#### Short exercise
Without the pictures, print each of the records below exactly as it appears.

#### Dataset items
════
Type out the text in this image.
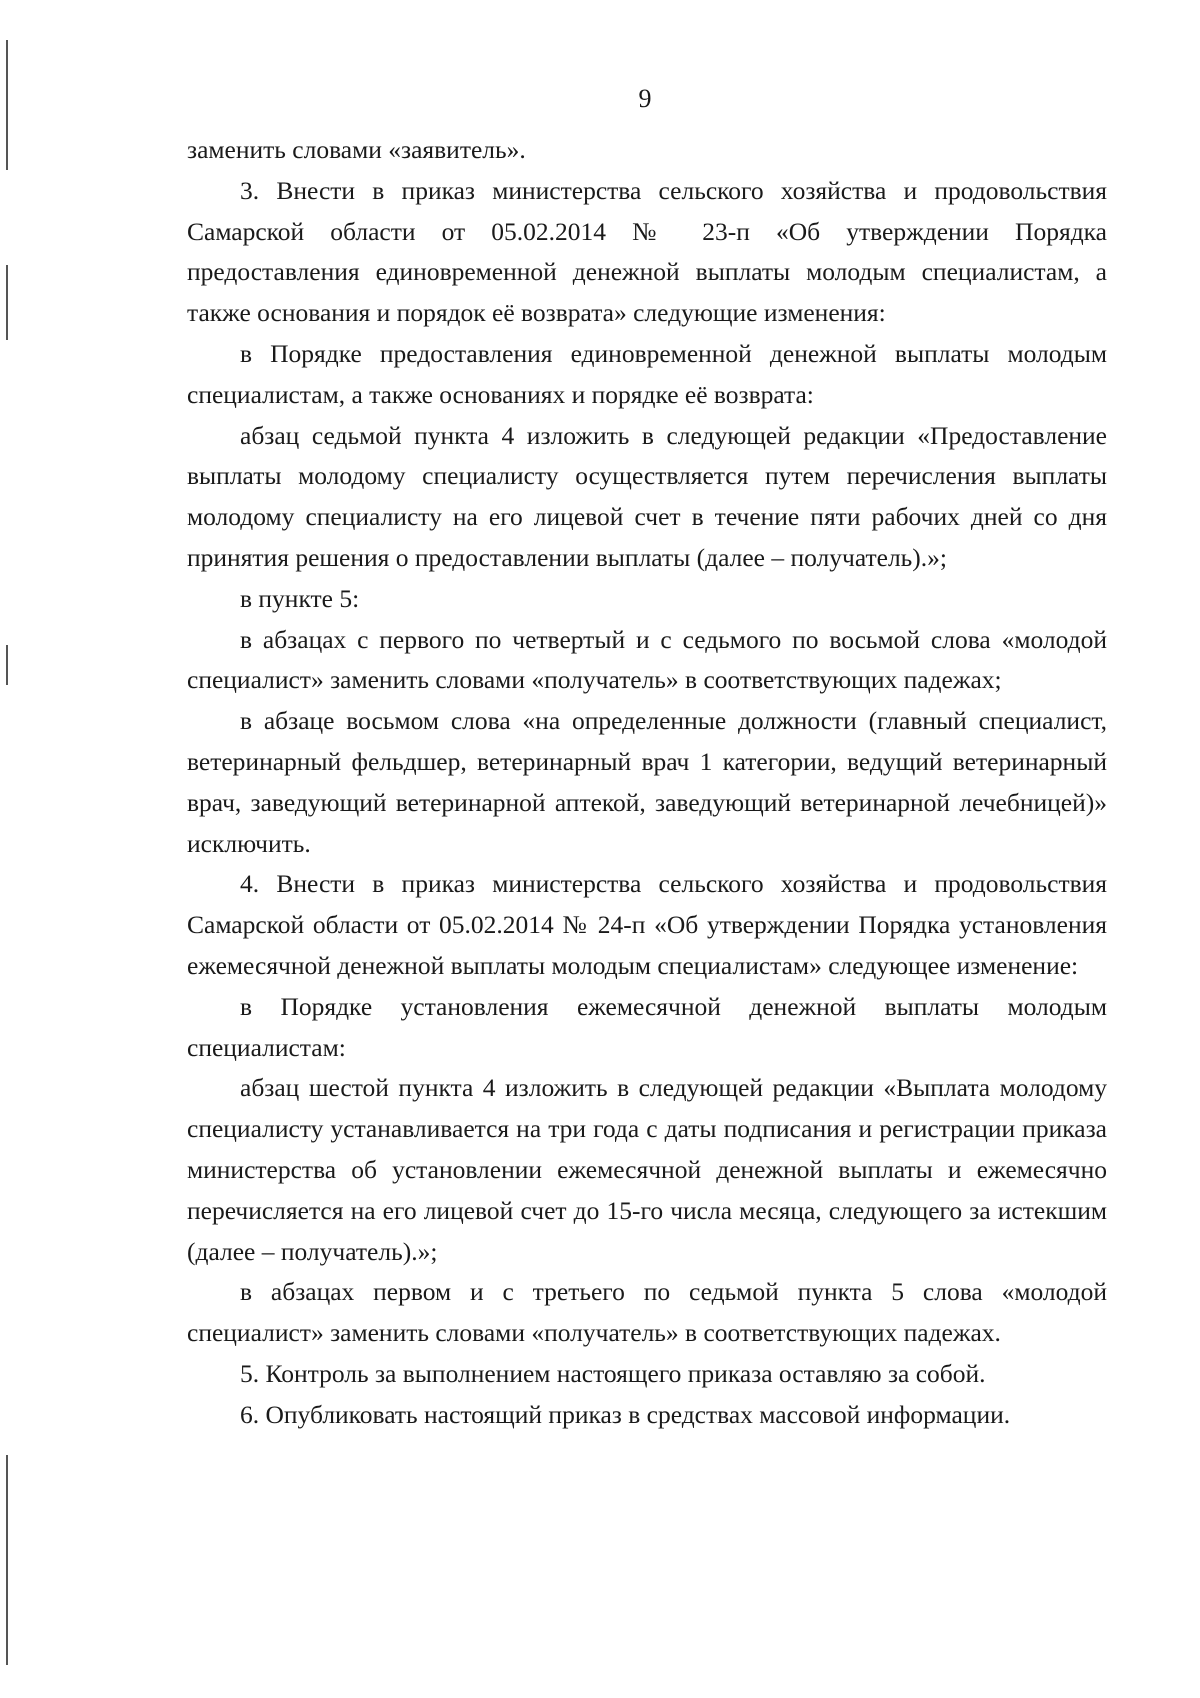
9

заменить словами «заявитель».

3. Внести в приказ министерства сельского хозяйства и продовольствия Самарской области от 05.02.2014 № 23-п «Об утверждении Порядка предоставления единовременной денежной выплаты молодым специалистам, а также основания и порядок её возврата» следующие изменения:

в Порядке предоставления единовременной денежной выплаты молодым специалистам, а также основаниях и порядке её возврата:

абзац седьмой пункта 4 изложить в следующей редакции «Предоставление выплаты молодому специалисту осуществляется путем перечисления выплаты молодому специалисту на его лицевой счет в течение пяти рабочих дней со дня принятия решения о предоставлении выплаты (далее – получатель).»;

в пункте 5:

в абзацах с первого по четвертый и с седьмого по восьмой слова «молодой специалист» заменить словами «получатель» в соответствующих падежах;

в абзаце восьмом слова «на определенные должности (главный специалист, ветеринарный фельдшер, ветеринарный врач 1 категории, ведущий ветеринарный врач, заведующий ветеринарной аптекой, заведующий ветеринарной лечебницей)» исключить.

4. Внести в приказ министерства сельского хозяйства и продовольствия Самарской области от 05.02.2014 № 24-п «Об утверждении Порядка установления ежемесячной денежной выплаты молодым специалистам» следующее изменение:

в Порядке установления ежемесячной денежной выплаты молодым специалистам:

абзац шестой пункта 4 изложить в следующей редакции «Выплата молодому специалисту устанавливается на три года с даты подписания и регистрации приказа министерства об установлении ежемесячной денежной выплаты и ежемесячно перечисляется на его лицевой счет до 15-го числа месяца, следующего за истекшим (далее – получатель).»;

в абзацах первом и с третьего по седьмой пункта 5 слова «молодой специалист» заменить словами «получатель» в соответствующих падежах.

5. Контроль за выполнением настоящего приказа оставляю за собой.

6. Опубликовать настоящий приказ в средствах массовой информации.
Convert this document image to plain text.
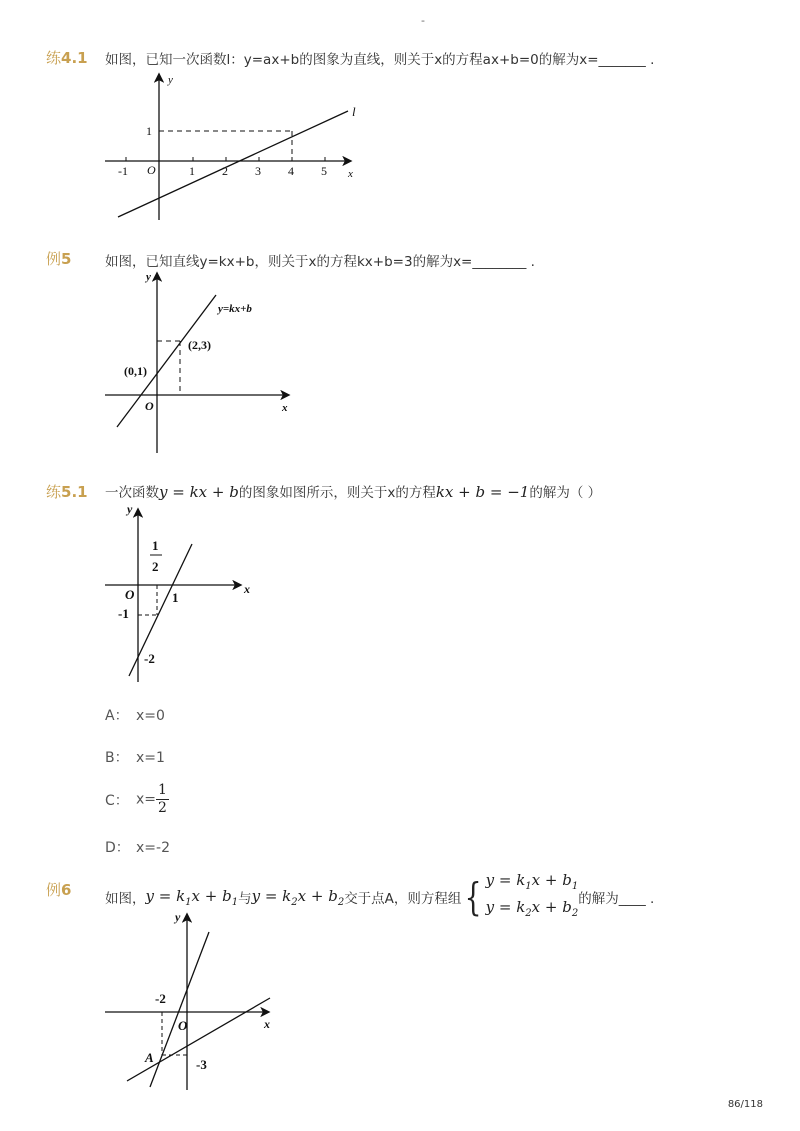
-
练4.1 如图，已知一次函数l：y=ax+b的图象为直线，则关于x的方程ax+b=0的解为x=_______ .
y
x
O
l
-1	1 2 3 4 5
1
例5 如图，已知直线y=kx+b，则关于x的方程kx+b=3的解为x=________ .
y
x
O
y=kx+b
(0,1)
(2,3)
练5.1 一次函数y = kx + b的图象如图所示，则关于x的方程kx + b = −1的解为（ ）
y
x
O
1
2
1
-1
-2
A： x=0
B： x=1
C： $x= \frac{1}{2}$
D： x=-2
例6 如图，$y = k_1x + b_1$与$y = k_2x + b_2$交于点A，则方程组 { $y = k_1x + b_1$
$y = k_2x + b_2$
的解为____ .
y
x
O
A
-2
-3
86/118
════
#### Output
Type out the text in this image.
9

заменить словами «заявитель».

3. Внести в приказ министерства сельского хозяйства и продовольствия Самарской области от 05.02.2014 № 23-п «Об утверждении Порядка предоставления единовременной денежной выплаты молодым специалистам, а также основания и порядок её возврата» следующие изменения:

в Порядке предоставления единовременной денежной выплаты молодым специалистам, а также основаниях и порядке её возврата:

абзац седьмой пункта 4 изложить в следующей редакции «Предоставление выплаты молодому специалисту осуществляется путем перечисления выплаты молодому специалисту на его лицевой счет в течение пяти рабочих дней со дня принятия решения о предоставлении выплаты (далее – получатель).»;

в пункте 5:

в абзацах с первого по четвертый и с седьмого по восьмой слова «молодой специалист» заменить словами «получатель» в соответствующих падежах;

в абзаце восьмом слова «на определенные должности (главный специалист, ветеринарный фельдшер, ветеринарный врач 1 категории, ведущий ветеринарный врач, заведующий ветеринарной аптекой, заведующий ветеринарной лечебницей)» исключить.

4. Внести в приказ министерства сельского хозяйства и продовольствия Самарской области от 05.02.2014 № 24-п «Об утверждении Порядка установления ежемесячной денежной выплаты молодым специалистам» следующее изменение:

в Порядке установления ежемесячной денежной выплаты молодым специалистам:

абзац шестой пункта 4 изложить в следующей редакции «Выплата молодому специалисту устанавливается на три года с даты подписания и регистрации приказа министерства об установлении ежемесячной денежной выплаты и ежемесячно перечисляется на его лицевой счет до 15-го числа месяца, следующего за истекшим (далее – получатель).»;

в абзацах первом и с третьего по седьмой пункта 5 слова «молодой специалист» заменить словами «получатель» в соответствующих падежах.

5. Контроль за выполнением настоящего приказа оставляю за собой.

6. Опубликовать настоящий приказ в средствах массовой информации.
Convert this document image to plain text.
-
练4.1 如图，已知一次函数l：y=ax+b的图象为直线，则关于x的方程ax+b=0的解为x=_______ .
y
x
O
l
-1	1 2 3 4 5
1
例5 如图，已知直线y=kx+b，则关于x的方程kx+b=3的解为x=________ .
y
x
O
y=kx+b
(0,1)
(2,3)
练5.1 一次函数y = kx + b的图象如图所示，则关于x的方程kx + b = −1的解为（ ）
y
x
O
1
2
1
-1
-2
A： x=0
B： x=1
C： $x= \frac{1}{2}$
D： x=-2
例6 如图，$y = k_1x + b_1$与$y = k_2x + b_2$交于点A，则方程组 { $y = k_1x + b_1$
$y = k_2x + b_2$
的解为____ .
y
x
O
A
-2
-3
86/118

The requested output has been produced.